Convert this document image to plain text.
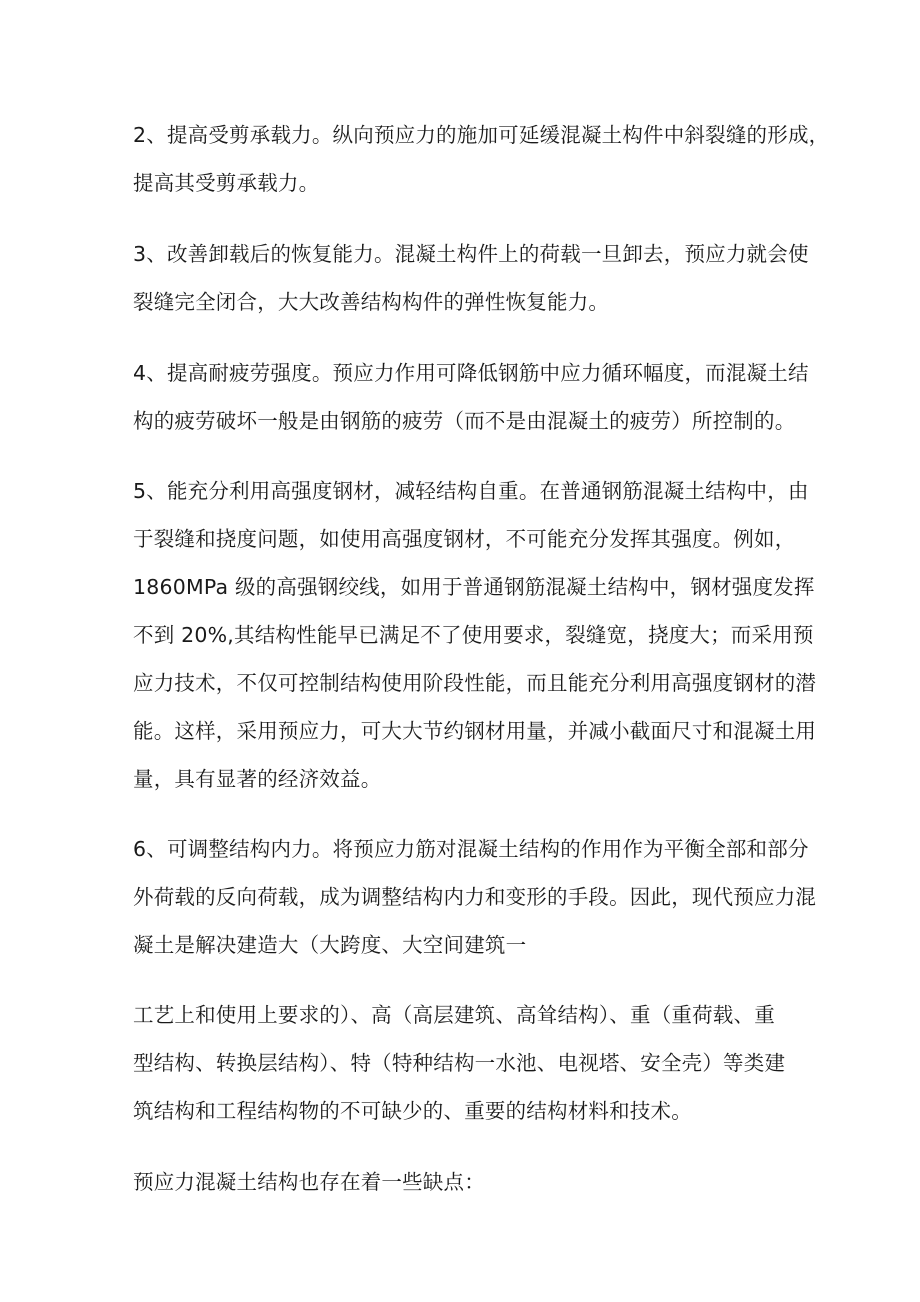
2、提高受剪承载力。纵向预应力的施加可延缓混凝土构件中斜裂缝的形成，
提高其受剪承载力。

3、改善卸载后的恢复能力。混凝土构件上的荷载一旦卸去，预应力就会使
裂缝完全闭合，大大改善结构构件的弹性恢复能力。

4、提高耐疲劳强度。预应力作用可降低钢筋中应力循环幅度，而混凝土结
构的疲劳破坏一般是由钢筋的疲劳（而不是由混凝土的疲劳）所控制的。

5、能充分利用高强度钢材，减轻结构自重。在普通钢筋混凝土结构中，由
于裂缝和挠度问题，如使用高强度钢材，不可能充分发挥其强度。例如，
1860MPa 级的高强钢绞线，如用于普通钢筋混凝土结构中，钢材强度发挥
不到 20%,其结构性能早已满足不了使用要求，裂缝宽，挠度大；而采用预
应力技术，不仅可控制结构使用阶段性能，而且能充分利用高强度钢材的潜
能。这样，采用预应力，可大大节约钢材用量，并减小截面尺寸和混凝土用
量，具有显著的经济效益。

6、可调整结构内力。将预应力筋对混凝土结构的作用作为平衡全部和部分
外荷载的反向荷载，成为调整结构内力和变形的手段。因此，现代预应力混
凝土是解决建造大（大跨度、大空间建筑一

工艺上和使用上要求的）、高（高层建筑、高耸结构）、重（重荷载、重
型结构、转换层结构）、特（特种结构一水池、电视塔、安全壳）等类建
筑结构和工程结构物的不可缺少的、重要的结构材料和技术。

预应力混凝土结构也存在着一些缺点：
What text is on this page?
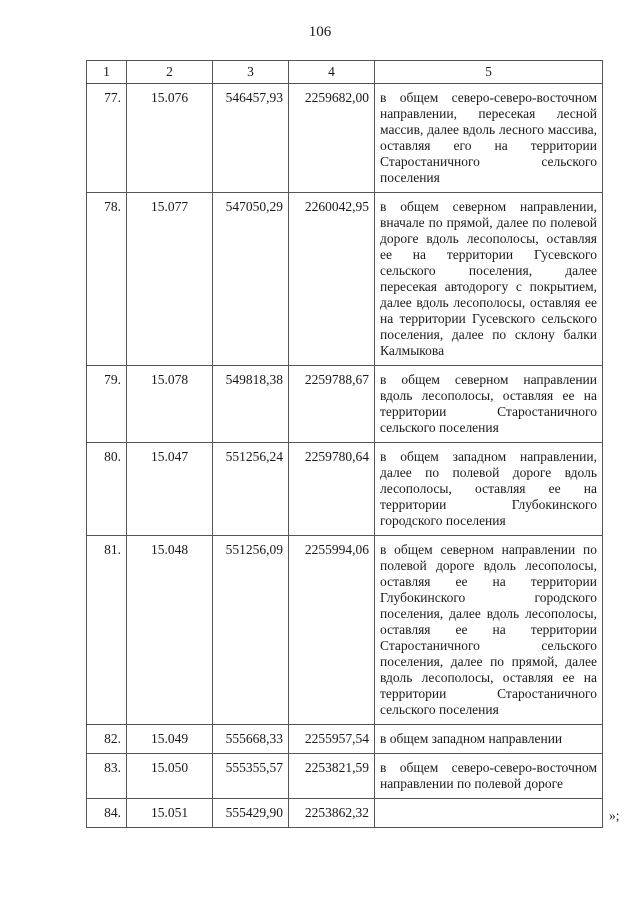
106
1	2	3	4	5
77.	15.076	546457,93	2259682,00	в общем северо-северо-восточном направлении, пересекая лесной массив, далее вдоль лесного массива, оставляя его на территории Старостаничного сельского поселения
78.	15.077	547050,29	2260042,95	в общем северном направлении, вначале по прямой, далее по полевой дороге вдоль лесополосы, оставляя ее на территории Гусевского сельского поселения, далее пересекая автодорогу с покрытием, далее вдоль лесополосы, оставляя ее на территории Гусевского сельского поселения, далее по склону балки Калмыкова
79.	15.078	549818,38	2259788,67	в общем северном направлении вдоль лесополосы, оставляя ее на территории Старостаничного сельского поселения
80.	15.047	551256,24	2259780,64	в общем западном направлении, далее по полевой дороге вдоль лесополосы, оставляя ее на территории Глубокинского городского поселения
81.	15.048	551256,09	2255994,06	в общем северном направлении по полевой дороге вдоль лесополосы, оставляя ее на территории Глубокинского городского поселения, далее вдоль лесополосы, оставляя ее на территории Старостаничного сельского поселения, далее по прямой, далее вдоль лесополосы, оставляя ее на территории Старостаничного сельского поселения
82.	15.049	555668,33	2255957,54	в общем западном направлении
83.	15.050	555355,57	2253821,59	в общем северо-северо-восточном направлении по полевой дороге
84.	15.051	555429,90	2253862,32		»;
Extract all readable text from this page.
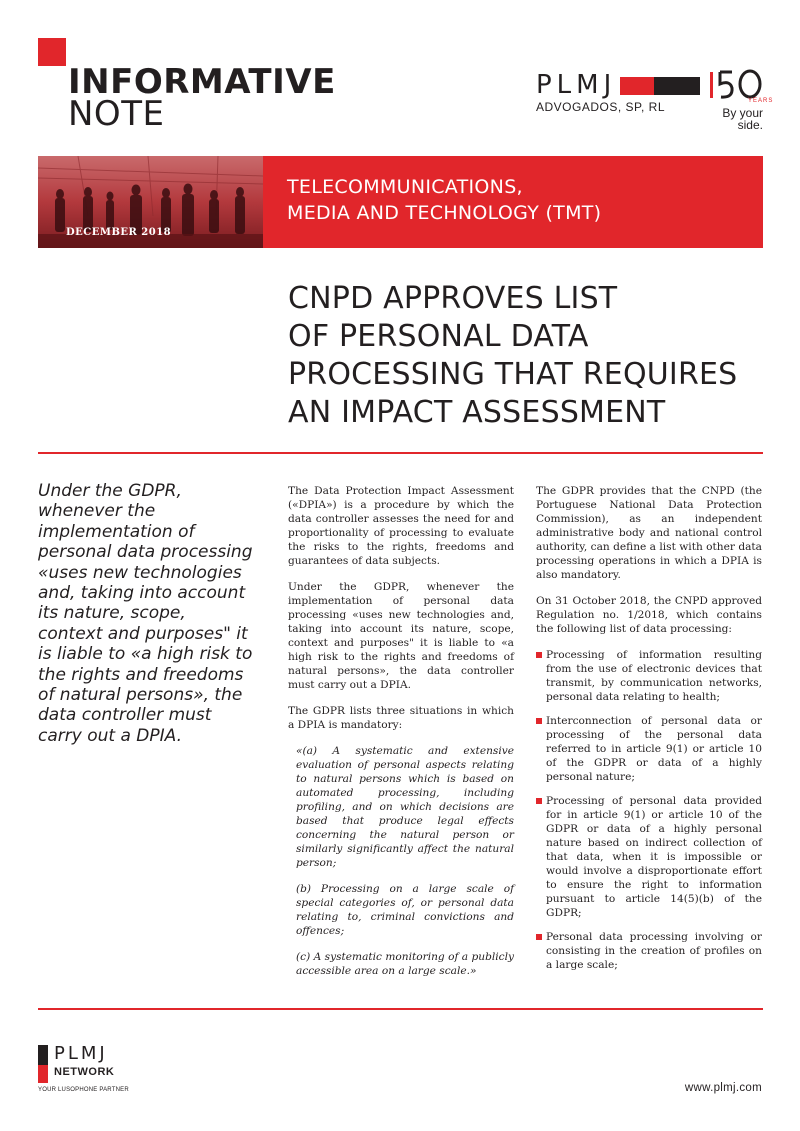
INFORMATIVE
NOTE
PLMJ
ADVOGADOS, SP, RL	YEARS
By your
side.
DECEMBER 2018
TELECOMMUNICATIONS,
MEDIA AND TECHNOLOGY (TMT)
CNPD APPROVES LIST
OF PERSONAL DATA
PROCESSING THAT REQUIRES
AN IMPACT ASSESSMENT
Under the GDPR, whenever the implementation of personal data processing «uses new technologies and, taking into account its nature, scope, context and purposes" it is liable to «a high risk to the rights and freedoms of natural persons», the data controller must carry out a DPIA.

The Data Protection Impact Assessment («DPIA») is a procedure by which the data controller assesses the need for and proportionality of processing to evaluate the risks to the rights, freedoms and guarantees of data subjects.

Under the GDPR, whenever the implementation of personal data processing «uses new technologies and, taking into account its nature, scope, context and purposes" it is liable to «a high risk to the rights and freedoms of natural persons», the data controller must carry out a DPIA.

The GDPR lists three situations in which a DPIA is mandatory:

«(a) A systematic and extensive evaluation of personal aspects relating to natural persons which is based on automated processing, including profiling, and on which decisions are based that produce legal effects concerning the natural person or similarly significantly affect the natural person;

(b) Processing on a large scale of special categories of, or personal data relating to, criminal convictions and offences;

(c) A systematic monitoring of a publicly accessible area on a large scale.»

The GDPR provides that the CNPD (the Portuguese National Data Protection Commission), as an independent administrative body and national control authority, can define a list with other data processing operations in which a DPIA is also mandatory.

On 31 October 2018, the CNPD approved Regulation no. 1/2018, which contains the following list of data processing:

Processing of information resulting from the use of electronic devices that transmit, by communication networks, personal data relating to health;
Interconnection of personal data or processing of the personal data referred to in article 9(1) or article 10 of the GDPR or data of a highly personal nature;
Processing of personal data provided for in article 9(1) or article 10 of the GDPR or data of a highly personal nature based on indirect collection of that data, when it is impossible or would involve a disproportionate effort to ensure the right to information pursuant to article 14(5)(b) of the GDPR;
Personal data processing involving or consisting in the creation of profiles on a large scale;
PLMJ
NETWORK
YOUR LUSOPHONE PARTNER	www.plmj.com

Problem statement – Gather, from the listing above, every line carrying the word "прямой".

Expected output –
78.	15.077	547050,29	2260042,95	в общем северном направлении, вначале по прямой, далее по полевой дороге вдоль лесополосы, оставляя ее на территории Гусевского сельского поселения, далее пересекая автодорогу с покрытием, далее вдоль лесополосы, оставляя ее на территории Гусевского сельского поселения, далее по склону балки Калмыкова
81.	15.048	551256,09	2255994,06	в общем северном направлении по полевой дороге вдоль лесополосы, оставляя ее на территории Глубокинского городского поселения, далее вдоль лесополосы, оставляя ее на территории Старостаничного сельского поселения, далее по прямой, далее вдоль лесополосы, оставляя ее на территории Старостаничного сельского поселения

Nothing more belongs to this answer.